- **EXERCISE OBJECTIVE**:
Please copy all the lines that follow, word for word.

————————

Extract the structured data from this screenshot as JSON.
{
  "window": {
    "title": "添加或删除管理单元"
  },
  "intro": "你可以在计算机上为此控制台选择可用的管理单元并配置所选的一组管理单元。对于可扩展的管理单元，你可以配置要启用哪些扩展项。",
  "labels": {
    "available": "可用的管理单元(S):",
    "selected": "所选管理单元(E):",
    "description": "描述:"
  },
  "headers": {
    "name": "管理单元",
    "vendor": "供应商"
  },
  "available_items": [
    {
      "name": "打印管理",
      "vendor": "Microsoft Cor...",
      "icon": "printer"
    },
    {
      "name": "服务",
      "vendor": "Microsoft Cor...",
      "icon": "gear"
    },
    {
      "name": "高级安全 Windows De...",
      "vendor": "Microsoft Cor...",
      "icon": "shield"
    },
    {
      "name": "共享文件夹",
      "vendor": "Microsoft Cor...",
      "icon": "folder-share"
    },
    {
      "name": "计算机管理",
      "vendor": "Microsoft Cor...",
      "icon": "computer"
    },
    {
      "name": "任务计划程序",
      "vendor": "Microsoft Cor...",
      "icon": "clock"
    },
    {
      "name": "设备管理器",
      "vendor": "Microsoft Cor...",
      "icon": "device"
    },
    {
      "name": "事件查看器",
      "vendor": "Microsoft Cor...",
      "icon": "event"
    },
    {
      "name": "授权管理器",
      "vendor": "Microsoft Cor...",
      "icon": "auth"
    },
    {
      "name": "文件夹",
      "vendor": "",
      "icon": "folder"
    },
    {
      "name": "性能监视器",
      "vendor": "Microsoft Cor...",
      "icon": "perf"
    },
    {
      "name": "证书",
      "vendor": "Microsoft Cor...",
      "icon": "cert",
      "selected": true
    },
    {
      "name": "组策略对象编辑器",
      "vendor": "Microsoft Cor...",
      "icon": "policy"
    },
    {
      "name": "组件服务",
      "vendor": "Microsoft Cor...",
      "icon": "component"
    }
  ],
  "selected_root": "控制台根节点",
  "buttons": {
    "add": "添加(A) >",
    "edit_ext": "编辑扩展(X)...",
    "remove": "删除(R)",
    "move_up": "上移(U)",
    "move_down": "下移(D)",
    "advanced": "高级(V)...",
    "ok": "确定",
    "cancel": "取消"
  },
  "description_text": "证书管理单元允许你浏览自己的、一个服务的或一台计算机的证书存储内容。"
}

————————

- **RESULT FOR THIS EXERCISE**:
Extract the structured data from this screenshot as JSON.
{
  "window": {
    "title": "添加或删除管理单元"
  },
  "intro": "你可以在计算机上为此控制台选择可用的管理单元并配置所选的一组管理单元。对于可扩展的管理单元，你可以配置要启用哪些扩展项。",
  "labels": {
    "available": "可用的管理单元(S):",
    "selected": "所选管理单元(E):",
    "description": "描述:"
  },
  "headers": {
    "name": "管理单元",
    "vendor": "供应商"
  },
  "available_items": [
    {
      "name": "打印管理",
      "vendor": "Microsoft Cor...",
      "icon": "printer"
    },
    {
      "name": "服务",
      "vendor": "Microsoft Cor...",
      "icon": "gear"
    },
    {
      "name": "高级安全 Windows De...",
      "vendor": "Microsoft Cor...",
      "icon": "shield"
    },
    {
      "name": "共享文件夹",
      "vendor": "Microsoft Cor...",
      "icon": "folder-share"
    },
    {
      "name": "计算机管理",
      "vendor": "Microsoft Cor...",
      "icon": "computer"
    },
    {
      "name": "任务计划程序",
      "vendor": "Microsoft Cor...",
      "icon": "clock"
    },
    {
      "name": "设备管理器",
      "vendor": "Microsoft Cor...",
      "icon": "device"
    },
    {
      "name": "事件查看器",
      "vendor": "Microsoft Cor...",
      "icon": "event"
    },
    {
      "name": "授权管理器",
      "vendor": "Microsoft Cor...",
      "icon": "auth"
    },
    {
      "name": "文件夹",
      "vendor": "",
      "icon": "folder"
    },
    {
      "name": "性能监视器",
      "vendor": "Microsoft Cor...",
      "icon": "perf"
    },
    {
      "name": "证书",
      "vendor": "Microsoft Cor...",
      "icon": "cert",
      "selected": true
    },
    {
      "name": "组策略对象编辑器",
      "vendor": "Microsoft Cor...",
      "icon": "policy"
    },
    {
      "name": "组件服务",
      "vendor": "Microsoft Cor...",
      "icon": "component"
    }
  ],
  "selected_root": "控制台根节点",
  "buttons": {
    "add": "添加(A) >",
    "edit_ext": "编辑扩展(X)...",
    "remove": "删除(R)",
    "move_up": "上移(U)",
    "move_down": "下移(D)",
    "advanced": "高级(V)...",
    "ok": "确定",
    "cancel": "取消"
  },
  "description_text": "证书管理单元允许你浏览自己的、一个服务的或一台计算机的证书存储内容。"
}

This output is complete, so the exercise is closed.